**BRIEF**
Gather every line of the material that contains the word "TECU", and note that case counts.

____________________

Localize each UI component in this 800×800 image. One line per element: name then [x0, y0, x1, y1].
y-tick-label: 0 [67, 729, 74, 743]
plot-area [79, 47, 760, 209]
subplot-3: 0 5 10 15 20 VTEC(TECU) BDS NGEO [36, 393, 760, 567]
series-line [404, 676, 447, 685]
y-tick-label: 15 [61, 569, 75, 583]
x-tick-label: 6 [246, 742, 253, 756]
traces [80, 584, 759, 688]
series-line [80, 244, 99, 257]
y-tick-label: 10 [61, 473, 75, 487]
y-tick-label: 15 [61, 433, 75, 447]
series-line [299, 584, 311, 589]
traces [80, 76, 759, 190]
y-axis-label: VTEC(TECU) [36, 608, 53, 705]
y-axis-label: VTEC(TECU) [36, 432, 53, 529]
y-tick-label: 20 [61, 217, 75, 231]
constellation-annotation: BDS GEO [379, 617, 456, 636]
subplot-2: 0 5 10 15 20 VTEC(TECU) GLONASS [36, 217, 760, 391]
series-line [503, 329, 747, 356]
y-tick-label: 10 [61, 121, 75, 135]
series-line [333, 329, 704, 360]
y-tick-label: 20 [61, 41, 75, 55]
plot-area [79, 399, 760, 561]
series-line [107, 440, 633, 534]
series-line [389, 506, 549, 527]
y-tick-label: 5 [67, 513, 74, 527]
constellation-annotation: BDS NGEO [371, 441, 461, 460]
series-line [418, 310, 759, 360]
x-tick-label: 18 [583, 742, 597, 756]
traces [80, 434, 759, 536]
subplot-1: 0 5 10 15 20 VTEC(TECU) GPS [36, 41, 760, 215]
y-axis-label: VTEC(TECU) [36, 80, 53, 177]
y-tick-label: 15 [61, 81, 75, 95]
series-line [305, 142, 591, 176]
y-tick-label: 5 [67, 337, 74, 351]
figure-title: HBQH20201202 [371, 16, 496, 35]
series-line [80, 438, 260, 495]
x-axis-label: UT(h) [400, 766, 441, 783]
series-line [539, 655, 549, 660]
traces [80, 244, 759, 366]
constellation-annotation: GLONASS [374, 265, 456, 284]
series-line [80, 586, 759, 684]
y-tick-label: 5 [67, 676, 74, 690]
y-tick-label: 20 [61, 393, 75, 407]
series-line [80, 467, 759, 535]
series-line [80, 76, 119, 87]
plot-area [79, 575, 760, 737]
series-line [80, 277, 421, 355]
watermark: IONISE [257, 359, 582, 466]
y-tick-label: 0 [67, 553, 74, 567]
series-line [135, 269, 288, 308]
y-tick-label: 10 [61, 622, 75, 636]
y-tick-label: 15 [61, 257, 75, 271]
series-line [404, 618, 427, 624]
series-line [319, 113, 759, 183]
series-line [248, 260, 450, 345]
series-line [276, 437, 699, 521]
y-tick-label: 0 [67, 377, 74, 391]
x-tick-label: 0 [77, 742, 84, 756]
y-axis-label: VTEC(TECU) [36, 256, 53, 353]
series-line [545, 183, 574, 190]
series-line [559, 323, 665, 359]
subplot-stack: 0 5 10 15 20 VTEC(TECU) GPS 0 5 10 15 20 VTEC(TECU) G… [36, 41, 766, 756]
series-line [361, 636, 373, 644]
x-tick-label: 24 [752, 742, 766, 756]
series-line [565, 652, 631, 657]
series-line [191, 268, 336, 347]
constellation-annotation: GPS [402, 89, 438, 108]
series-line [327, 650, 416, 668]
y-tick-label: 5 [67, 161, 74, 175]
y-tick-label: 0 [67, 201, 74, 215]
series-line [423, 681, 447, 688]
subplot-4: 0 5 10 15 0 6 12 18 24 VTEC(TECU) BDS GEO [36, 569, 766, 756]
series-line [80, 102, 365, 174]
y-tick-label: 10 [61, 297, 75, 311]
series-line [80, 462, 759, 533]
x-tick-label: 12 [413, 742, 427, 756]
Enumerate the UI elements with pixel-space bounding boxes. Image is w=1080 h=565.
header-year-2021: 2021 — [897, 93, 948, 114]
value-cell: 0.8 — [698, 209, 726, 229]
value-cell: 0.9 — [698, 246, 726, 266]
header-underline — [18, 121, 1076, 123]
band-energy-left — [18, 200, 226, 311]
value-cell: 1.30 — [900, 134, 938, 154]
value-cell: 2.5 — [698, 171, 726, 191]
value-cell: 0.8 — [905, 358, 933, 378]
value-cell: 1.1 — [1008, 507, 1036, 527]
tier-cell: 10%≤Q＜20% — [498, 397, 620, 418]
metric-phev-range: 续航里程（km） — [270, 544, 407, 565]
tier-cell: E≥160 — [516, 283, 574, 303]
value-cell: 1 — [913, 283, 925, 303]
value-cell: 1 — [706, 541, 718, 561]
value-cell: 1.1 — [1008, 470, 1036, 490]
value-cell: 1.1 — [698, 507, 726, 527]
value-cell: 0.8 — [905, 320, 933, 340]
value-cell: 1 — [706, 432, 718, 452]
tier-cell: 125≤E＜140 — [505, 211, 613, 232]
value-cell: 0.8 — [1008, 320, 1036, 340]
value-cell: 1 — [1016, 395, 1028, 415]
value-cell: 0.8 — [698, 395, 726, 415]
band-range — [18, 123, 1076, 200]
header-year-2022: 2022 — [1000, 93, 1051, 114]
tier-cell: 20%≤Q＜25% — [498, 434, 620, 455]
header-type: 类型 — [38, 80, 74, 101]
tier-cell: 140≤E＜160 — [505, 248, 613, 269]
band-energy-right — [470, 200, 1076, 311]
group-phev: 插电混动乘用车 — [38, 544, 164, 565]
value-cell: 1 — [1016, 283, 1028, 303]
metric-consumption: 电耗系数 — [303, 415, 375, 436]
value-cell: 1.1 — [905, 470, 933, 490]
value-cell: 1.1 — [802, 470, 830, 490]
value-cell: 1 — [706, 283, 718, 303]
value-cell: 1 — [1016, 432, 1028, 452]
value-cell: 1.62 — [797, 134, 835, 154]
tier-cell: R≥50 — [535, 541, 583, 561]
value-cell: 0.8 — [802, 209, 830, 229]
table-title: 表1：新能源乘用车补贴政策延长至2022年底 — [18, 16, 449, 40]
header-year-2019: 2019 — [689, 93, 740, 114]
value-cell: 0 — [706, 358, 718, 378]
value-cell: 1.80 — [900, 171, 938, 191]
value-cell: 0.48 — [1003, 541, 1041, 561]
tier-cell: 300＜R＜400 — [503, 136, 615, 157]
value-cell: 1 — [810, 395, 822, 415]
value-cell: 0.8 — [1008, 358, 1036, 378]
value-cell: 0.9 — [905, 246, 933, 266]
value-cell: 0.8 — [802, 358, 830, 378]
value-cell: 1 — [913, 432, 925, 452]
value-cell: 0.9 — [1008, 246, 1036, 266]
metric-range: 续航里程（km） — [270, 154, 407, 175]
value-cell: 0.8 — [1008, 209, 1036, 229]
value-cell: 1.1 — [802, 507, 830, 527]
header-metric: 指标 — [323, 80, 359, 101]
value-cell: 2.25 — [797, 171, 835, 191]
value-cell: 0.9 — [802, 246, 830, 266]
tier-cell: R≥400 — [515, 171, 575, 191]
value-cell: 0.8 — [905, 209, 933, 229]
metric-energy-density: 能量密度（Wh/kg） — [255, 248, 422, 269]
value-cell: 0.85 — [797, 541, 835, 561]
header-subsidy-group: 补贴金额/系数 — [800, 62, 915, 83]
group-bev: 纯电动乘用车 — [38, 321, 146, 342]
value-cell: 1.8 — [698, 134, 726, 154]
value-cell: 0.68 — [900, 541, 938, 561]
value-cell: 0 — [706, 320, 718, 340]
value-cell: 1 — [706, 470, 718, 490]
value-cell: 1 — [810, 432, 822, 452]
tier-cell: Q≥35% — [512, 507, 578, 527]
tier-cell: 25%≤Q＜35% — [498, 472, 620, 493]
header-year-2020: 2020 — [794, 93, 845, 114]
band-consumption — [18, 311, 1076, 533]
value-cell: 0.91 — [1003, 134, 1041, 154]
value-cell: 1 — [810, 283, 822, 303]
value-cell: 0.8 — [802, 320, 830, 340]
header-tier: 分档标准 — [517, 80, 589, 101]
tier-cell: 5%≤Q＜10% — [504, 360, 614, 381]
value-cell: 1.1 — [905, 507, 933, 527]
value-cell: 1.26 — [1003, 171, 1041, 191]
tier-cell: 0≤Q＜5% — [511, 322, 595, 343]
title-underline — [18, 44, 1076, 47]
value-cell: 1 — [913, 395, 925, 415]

____________________

**TASK SOLUTION**
subplot-3: 0 5 10 15 20 VTEC(TECU) BDS NGEO [36, 393, 760, 567]
y-axis-label: VTEC(TECU) [36, 608, 53, 705]
y-axis-label: VTEC(TECU) [36, 432, 53, 529]
subplot-2: 0 5 10 15 20 VTEC(TECU) GLONASS [36, 217, 760, 391]
subplot-1: 0 5 10 15 20 VTEC(TECU) GPS [36, 41, 760, 215]
y-axis-label: VTEC(TECU) [36, 80, 53, 177]
y-axis-label: VTEC(TECU) [36, 256, 53, 353]
subplot-stack: 0 5 10 15 20 VTEC(TECU) GPS 0 5 10 15 20 VTEC(TECU) G… [36, 41, 766, 756]
subplot-4: 0 5 10 15 0 6 12 18 24 VTEC(TECU) BDS GEO [36, 569, 766, 756]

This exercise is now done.